__Data__.

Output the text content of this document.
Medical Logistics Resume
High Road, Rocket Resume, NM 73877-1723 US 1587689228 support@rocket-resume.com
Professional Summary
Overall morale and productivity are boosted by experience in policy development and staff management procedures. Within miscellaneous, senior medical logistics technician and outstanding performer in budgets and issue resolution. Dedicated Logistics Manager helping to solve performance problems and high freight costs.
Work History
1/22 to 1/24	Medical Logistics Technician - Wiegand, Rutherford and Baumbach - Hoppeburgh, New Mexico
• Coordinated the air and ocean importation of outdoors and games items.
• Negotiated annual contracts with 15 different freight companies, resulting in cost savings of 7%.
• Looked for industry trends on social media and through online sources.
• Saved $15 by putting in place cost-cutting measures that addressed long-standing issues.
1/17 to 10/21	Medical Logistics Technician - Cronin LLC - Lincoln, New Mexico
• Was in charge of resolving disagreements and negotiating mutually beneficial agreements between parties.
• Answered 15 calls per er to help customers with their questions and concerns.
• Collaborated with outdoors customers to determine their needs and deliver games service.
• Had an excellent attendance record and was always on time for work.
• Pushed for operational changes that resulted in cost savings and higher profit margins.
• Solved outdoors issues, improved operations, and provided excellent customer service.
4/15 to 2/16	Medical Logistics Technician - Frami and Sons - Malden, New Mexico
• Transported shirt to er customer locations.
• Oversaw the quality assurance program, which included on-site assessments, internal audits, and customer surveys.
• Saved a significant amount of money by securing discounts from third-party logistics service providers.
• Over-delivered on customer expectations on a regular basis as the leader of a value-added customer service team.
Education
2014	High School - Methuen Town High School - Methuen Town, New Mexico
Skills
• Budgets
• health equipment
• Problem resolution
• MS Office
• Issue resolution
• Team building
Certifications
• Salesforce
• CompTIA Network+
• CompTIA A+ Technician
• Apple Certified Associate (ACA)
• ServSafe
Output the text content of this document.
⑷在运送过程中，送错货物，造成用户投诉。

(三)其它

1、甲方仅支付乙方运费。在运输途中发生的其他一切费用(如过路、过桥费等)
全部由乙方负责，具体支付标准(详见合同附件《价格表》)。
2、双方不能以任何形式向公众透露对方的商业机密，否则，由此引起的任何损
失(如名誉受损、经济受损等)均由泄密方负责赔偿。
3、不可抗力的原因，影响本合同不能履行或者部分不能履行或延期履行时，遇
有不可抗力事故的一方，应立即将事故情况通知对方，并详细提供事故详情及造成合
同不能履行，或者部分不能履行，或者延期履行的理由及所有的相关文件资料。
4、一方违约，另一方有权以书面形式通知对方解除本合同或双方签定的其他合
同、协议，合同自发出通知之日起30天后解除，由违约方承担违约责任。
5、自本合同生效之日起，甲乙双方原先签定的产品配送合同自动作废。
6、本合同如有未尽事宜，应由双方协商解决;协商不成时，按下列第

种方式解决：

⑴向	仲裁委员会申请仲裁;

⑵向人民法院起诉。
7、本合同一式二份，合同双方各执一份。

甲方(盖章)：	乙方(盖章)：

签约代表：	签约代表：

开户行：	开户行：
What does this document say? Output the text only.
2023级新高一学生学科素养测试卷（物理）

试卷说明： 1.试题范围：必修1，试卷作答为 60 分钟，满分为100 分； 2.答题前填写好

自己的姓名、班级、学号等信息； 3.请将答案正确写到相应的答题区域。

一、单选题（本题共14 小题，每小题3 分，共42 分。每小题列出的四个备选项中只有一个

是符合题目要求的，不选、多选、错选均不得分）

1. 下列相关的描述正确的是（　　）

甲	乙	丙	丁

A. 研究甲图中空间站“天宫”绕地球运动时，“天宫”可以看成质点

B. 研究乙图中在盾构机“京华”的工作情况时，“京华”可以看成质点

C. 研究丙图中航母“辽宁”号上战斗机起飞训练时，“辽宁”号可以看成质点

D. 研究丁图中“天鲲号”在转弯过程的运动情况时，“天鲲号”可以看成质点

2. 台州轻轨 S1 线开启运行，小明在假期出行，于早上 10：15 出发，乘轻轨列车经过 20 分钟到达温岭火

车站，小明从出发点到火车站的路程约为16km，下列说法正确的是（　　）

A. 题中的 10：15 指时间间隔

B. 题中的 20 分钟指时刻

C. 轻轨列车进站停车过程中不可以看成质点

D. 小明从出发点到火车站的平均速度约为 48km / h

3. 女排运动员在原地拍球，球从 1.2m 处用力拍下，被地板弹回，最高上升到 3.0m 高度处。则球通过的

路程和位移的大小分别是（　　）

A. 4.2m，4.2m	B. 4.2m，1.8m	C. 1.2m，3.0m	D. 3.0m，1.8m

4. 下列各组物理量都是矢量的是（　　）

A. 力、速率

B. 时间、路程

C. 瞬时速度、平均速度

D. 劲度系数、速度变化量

__Exercise details__. Repeat, word for word, every line from the line that contains "What does this" to the end of the entries; include both of those lines and no others.

__Result of this task__.
What does this document say? Output the text only.
2023级新高一学生学科素养测试卷（物理）

试卷说明： 1.试题范围：必修1，试卷作答为 60 分钟，满分为100 分； 2.答题前填写好

自己的姓名、班级、学号等信息； 3.请将答案正确写到相应的答题区域。

一、单选题（本题共14 小题，每小题3 分，共42 分。每小题列出的四个备选项中只有一个

是符合题目要求的，不选、多选、错选均不得分）

1. 下列相关的描述正确的是（　　）

甲	乙	丙	丁

A. 研究甲图中空间站“天宫”绕地球运动时，“天宫”可以看成质点

B. 研究乙图中在盾构机“京华”的工作情况时，“京华”可以看成质点

C. 研究丙图中航母“辽宁”号上战斗机起飞训练时，“辽宁”号可以看成质点

D. 研究丁图中“天鲲号”在转弯过程的运动情况时，“天鲲号”可以看成质点

2. 台州轻轨 S1 线开启运行，小明在假期出行，于早上 10：15 出发，乘轻轨列车经过 20 分钟到达温岭火

车站，小明从出发点到火车站的路程约为16km，下列说法正确的是（　　）

A. 题中的 10：15 指时间间隔

B. 题中的 20 分钟指时刻

C. 轻轨列车进站停车过程中不可以看成质点

D. 小明从出发点到火车站的平均速度约为 48km / h

3. 女排运动员在原地拍球，球从 1.2m 处用力拍下，被地板弹回，最高上升到 3.0m 高度处。则球通过的

路程和位移的大小分别是（　　）

A. 4.2m，4.2m	B. 4.2m，1.8m	C. 1.2m，3.0m	D. 3.0m，1.8m

4. 下列各组物理量都是矢量的是（　　）

A. 力、速率

B. 时间、路程

C. 瞬时速度、平均速度

D. 劲度系数、速度变化量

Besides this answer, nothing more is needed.